**Given exercise:** Find the lines with "indicates" in them and copy them out.

**Listed records:**

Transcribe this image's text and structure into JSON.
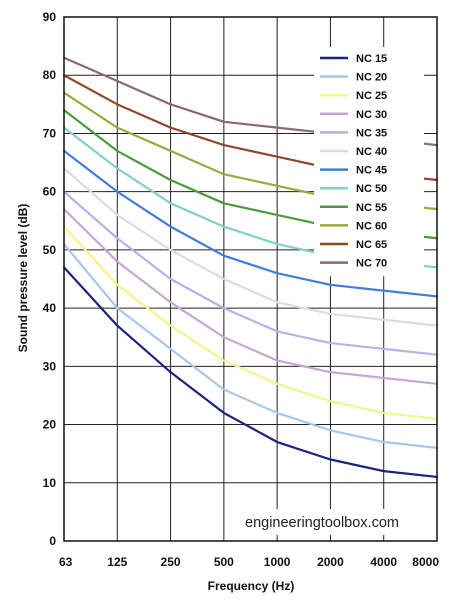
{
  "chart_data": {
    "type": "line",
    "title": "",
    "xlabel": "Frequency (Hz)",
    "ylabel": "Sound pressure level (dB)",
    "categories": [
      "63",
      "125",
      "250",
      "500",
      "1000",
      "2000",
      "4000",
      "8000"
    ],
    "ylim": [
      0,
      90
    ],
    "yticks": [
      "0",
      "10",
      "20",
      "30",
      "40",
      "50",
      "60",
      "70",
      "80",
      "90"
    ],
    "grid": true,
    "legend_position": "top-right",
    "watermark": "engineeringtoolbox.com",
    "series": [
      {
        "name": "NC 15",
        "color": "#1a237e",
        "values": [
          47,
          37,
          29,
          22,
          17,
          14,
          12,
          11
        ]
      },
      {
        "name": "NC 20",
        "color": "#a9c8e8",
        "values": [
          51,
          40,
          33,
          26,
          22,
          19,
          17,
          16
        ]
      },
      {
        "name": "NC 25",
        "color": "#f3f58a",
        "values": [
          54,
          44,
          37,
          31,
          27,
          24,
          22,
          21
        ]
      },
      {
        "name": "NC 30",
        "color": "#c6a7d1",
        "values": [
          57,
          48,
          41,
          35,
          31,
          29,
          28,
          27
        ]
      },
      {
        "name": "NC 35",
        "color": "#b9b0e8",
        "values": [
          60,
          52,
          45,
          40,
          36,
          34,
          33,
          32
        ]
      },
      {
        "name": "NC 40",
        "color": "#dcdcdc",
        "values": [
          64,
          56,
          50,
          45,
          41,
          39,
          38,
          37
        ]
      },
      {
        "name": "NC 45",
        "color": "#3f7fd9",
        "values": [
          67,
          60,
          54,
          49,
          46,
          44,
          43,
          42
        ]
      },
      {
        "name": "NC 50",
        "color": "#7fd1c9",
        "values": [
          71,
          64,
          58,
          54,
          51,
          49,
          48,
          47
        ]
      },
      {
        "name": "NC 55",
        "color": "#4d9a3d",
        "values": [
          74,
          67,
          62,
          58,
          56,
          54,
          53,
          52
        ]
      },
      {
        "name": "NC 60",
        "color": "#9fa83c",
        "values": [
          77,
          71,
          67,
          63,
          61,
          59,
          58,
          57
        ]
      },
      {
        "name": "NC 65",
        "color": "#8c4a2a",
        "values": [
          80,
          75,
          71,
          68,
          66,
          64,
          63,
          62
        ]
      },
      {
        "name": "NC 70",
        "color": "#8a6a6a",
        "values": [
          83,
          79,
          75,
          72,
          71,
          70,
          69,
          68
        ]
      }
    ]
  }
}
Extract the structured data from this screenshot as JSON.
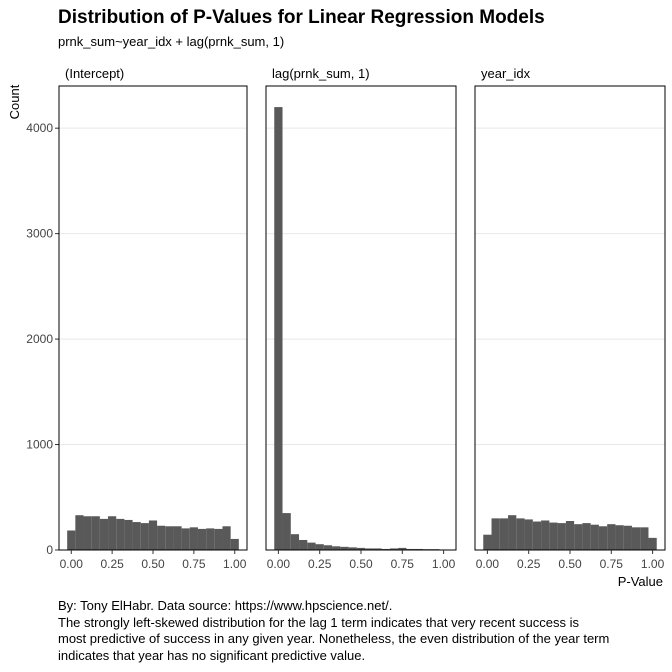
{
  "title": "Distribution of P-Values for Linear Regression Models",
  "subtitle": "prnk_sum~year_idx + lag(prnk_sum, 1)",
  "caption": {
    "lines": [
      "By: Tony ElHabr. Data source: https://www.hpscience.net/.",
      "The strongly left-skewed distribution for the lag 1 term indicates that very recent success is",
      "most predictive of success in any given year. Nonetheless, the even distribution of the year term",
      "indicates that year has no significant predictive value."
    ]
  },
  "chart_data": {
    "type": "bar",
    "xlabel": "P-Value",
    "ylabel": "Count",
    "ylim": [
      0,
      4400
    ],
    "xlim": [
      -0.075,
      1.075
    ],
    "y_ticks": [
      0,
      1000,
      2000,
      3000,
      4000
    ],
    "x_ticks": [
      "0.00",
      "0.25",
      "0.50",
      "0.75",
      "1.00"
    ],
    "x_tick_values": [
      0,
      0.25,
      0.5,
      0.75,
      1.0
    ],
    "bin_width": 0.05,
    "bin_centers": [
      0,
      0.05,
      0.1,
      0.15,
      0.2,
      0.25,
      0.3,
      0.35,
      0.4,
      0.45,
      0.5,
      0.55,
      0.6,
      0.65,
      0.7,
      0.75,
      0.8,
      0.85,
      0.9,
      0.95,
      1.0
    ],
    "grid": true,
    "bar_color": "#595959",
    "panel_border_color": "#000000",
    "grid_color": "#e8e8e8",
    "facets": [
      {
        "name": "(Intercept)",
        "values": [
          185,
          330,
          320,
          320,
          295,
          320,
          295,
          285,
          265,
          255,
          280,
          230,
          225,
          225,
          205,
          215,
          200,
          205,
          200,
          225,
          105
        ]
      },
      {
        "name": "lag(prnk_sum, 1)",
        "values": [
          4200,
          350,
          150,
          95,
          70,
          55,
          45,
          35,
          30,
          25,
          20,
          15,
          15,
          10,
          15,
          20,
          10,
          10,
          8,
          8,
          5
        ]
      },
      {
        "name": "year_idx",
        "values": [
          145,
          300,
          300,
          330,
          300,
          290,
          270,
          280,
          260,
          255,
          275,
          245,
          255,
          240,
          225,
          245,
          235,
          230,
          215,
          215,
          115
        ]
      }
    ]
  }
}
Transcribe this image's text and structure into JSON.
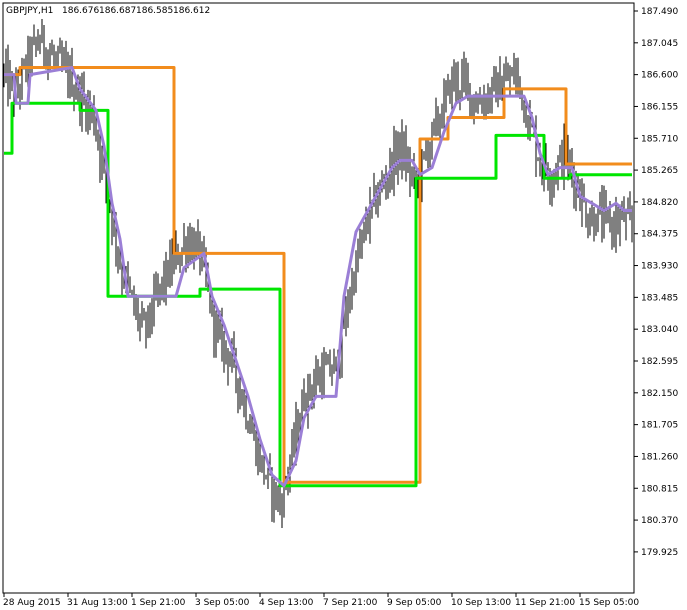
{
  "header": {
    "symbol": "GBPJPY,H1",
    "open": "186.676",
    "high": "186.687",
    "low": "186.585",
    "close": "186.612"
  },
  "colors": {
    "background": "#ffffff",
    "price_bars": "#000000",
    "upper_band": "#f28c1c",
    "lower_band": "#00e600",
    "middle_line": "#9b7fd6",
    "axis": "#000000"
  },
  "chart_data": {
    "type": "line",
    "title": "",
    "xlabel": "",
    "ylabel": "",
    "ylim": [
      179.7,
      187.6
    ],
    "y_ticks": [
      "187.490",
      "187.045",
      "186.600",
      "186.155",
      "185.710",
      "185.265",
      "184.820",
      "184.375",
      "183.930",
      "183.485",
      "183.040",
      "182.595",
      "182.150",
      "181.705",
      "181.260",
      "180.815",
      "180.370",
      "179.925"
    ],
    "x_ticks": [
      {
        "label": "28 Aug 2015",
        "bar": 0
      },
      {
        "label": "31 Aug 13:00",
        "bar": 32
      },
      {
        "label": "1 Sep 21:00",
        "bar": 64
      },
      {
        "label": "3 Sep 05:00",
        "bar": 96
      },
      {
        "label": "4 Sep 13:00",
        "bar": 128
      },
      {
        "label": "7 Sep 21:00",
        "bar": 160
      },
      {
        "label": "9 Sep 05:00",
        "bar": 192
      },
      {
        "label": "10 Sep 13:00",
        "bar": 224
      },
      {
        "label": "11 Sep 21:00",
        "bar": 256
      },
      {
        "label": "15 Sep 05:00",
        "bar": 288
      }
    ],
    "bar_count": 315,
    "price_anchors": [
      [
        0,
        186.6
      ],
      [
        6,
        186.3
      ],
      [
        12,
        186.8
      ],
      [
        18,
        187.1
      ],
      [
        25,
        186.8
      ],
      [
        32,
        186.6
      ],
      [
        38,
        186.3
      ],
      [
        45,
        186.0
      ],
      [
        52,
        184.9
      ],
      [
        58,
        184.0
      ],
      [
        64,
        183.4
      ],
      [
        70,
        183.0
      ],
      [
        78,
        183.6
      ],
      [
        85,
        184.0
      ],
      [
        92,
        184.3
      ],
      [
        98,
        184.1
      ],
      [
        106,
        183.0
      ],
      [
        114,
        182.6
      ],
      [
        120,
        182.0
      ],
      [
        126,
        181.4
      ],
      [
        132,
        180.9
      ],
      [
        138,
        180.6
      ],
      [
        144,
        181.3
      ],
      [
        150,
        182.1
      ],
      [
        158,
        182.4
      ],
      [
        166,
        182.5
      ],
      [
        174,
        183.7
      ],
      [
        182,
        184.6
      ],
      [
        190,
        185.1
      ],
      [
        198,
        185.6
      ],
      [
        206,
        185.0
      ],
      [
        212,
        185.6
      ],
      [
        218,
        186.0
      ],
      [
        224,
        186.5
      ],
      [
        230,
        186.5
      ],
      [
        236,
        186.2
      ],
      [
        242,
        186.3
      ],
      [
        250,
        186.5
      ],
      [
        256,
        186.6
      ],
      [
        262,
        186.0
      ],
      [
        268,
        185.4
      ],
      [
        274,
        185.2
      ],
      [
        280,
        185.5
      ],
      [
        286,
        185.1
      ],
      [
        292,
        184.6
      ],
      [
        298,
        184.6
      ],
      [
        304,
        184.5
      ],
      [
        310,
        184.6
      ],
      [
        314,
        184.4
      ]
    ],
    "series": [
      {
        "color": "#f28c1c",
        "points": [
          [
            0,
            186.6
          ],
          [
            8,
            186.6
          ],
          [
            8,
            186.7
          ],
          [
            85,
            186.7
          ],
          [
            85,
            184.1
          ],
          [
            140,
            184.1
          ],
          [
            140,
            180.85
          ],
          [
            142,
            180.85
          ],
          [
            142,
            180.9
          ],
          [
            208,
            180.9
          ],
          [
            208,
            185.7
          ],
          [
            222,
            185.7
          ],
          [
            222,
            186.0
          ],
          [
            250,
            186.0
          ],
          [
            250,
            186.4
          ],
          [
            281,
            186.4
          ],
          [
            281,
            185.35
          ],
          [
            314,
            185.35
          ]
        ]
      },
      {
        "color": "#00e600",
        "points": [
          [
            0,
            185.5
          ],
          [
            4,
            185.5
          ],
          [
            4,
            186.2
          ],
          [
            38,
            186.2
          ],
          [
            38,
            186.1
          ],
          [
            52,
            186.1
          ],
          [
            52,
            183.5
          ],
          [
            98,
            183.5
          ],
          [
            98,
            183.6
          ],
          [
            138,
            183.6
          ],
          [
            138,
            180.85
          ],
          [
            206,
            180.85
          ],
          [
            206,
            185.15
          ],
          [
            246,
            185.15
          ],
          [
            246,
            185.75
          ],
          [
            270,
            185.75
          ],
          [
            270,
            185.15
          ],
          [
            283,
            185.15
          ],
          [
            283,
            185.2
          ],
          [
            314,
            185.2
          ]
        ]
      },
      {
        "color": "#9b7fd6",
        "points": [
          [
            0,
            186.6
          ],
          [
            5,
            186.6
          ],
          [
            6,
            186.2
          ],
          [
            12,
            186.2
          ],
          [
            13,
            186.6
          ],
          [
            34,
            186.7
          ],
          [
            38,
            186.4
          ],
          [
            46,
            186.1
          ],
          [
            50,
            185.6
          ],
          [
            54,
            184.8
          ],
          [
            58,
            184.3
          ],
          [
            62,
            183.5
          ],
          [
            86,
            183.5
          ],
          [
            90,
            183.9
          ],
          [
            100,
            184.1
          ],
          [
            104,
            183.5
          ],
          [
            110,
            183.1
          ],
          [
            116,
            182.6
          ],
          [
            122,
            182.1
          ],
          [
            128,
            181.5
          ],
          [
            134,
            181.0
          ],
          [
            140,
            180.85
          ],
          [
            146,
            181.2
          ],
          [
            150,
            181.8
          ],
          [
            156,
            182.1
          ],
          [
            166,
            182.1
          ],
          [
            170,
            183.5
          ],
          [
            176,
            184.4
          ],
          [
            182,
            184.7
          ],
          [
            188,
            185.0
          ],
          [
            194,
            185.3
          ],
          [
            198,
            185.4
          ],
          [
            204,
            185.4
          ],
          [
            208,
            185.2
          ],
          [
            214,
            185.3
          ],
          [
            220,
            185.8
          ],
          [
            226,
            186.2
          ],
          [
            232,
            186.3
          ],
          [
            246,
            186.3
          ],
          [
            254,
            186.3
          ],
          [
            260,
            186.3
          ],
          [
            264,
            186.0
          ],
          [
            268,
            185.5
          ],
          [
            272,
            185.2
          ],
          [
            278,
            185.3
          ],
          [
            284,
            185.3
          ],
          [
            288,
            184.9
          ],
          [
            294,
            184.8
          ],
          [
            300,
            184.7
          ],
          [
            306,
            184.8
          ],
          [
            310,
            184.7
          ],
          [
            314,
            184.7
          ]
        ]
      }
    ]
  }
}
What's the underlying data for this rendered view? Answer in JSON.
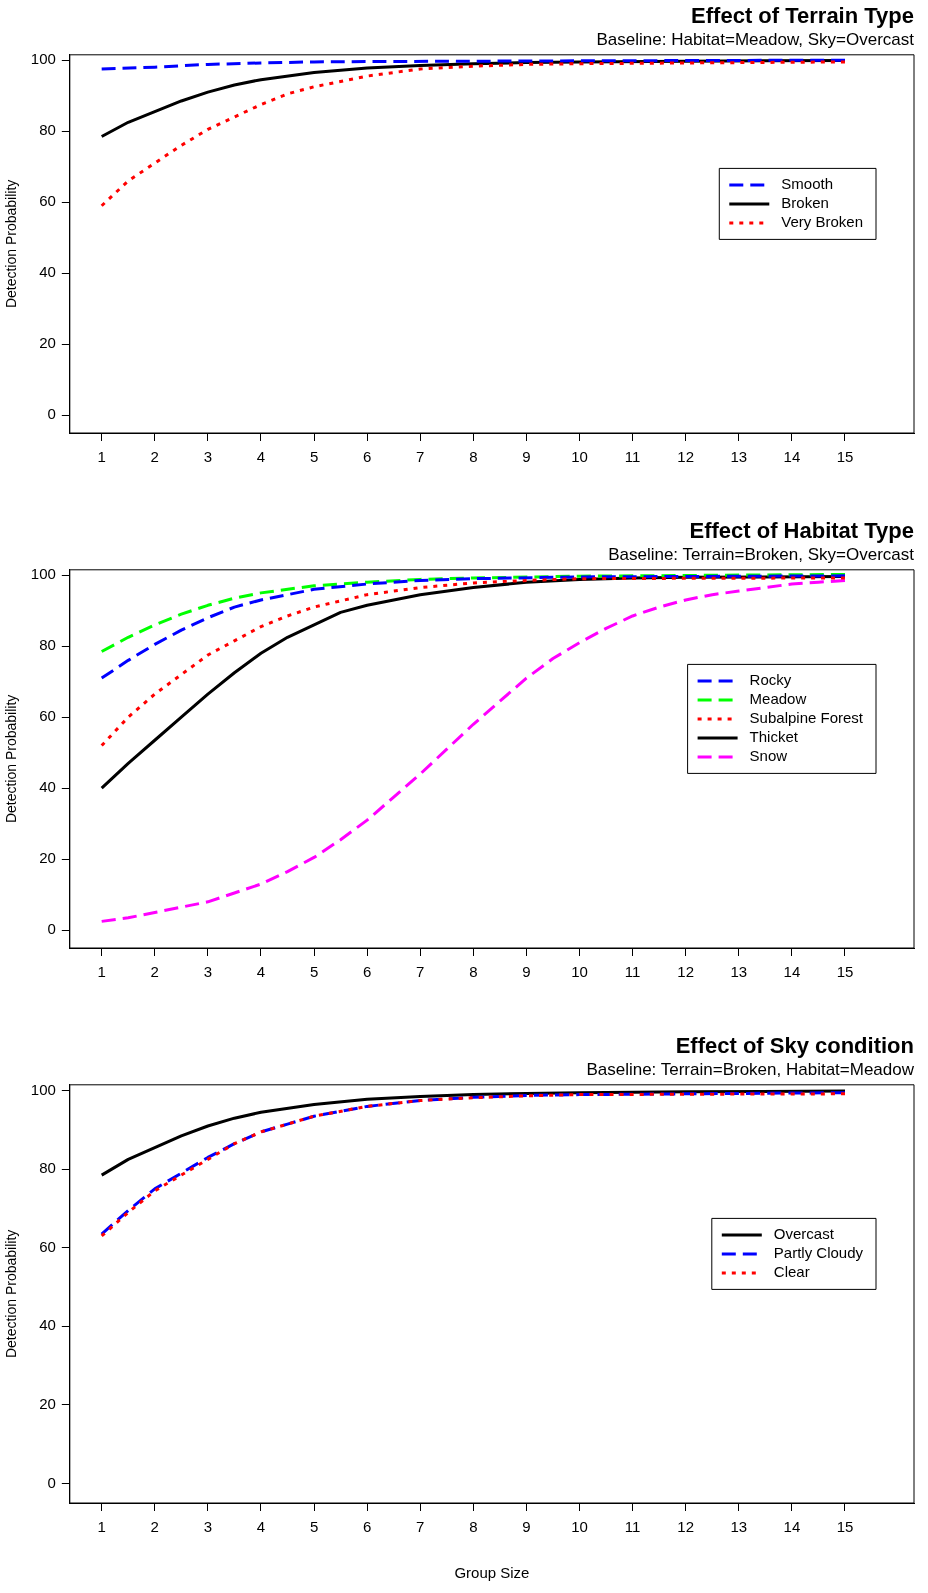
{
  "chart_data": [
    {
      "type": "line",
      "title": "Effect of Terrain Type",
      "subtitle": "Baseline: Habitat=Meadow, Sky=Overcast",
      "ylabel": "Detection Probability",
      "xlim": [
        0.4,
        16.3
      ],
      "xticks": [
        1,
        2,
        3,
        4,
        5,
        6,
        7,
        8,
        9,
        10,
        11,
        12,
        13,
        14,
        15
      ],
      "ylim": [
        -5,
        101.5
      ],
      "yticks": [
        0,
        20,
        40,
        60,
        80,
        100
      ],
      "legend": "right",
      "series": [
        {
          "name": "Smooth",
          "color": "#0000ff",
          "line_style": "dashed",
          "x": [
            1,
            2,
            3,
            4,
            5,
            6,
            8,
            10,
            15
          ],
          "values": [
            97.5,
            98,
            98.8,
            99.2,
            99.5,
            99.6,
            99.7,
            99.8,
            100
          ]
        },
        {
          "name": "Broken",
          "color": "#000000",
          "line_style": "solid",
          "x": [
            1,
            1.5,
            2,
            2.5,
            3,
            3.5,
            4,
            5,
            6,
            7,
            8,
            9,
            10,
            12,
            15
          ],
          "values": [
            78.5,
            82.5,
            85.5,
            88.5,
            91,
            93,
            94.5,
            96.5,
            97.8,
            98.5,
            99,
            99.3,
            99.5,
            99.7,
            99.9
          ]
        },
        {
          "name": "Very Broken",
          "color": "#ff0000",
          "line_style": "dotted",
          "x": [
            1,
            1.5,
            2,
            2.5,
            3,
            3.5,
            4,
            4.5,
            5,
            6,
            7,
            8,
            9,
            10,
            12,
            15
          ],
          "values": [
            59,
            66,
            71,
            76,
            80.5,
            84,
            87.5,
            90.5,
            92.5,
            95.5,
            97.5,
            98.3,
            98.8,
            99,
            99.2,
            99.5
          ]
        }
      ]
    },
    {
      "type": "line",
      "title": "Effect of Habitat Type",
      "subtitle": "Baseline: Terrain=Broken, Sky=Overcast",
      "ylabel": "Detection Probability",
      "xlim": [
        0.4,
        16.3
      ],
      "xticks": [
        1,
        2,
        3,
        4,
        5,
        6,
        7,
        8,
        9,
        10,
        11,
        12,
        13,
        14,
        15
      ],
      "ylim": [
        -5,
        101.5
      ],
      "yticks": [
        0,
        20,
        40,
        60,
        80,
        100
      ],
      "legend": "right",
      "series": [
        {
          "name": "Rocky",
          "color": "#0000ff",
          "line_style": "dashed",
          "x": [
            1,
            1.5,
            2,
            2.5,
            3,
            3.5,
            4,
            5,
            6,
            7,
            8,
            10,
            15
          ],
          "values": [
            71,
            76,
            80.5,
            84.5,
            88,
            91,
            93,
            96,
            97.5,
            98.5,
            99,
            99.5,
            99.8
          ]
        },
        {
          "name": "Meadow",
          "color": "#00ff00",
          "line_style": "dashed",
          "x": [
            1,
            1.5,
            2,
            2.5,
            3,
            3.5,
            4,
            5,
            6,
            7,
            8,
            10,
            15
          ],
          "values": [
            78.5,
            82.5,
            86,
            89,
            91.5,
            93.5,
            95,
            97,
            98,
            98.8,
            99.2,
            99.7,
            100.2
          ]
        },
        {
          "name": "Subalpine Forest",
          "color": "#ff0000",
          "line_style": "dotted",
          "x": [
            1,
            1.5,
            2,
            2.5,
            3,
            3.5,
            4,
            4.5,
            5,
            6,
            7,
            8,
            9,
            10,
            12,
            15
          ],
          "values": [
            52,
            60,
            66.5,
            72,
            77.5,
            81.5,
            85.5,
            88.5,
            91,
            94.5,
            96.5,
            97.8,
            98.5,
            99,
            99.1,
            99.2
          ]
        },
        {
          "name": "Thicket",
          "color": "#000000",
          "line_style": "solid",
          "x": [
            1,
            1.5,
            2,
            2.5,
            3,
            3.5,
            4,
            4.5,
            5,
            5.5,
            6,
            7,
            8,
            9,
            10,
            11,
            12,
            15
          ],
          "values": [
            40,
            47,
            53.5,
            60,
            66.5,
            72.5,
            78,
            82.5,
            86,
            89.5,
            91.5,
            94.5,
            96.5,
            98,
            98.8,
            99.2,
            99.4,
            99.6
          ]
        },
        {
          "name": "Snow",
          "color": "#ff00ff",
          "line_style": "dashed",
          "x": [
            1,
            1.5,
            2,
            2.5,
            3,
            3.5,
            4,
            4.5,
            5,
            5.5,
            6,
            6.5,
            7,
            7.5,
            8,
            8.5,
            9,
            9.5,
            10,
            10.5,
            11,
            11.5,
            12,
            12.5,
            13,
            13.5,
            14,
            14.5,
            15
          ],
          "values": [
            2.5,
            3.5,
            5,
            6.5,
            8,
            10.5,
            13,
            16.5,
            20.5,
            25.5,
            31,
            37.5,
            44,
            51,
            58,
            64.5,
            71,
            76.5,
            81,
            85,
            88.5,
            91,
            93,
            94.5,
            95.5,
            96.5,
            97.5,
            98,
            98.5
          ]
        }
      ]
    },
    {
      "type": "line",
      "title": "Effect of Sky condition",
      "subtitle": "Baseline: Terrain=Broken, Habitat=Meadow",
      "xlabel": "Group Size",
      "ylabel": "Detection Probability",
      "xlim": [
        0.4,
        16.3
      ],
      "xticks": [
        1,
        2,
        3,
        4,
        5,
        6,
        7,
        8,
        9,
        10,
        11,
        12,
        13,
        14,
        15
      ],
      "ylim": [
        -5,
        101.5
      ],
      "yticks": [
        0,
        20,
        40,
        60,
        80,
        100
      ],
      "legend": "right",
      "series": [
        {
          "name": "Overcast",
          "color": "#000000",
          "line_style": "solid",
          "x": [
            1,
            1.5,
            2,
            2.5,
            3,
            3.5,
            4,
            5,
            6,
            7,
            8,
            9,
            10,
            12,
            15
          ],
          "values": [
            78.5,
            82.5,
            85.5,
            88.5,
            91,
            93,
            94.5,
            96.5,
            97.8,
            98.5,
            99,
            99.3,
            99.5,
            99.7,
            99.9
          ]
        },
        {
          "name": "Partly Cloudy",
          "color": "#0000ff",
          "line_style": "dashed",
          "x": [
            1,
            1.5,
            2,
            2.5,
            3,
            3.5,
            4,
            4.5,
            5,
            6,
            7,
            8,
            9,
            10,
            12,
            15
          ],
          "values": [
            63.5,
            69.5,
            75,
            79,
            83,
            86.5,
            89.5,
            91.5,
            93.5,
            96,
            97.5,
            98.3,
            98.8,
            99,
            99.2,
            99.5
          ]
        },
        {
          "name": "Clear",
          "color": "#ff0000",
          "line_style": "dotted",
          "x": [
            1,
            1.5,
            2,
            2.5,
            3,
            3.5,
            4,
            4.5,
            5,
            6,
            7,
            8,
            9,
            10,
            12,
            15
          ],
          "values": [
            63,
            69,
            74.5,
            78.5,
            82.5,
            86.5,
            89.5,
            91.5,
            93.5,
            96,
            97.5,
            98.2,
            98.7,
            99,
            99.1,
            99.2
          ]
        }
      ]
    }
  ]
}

**The result:**
      "The strongly left-skewed distribution for the lag 1 term indicates that very recent success is",
      "indicates that year has no significant predictive value."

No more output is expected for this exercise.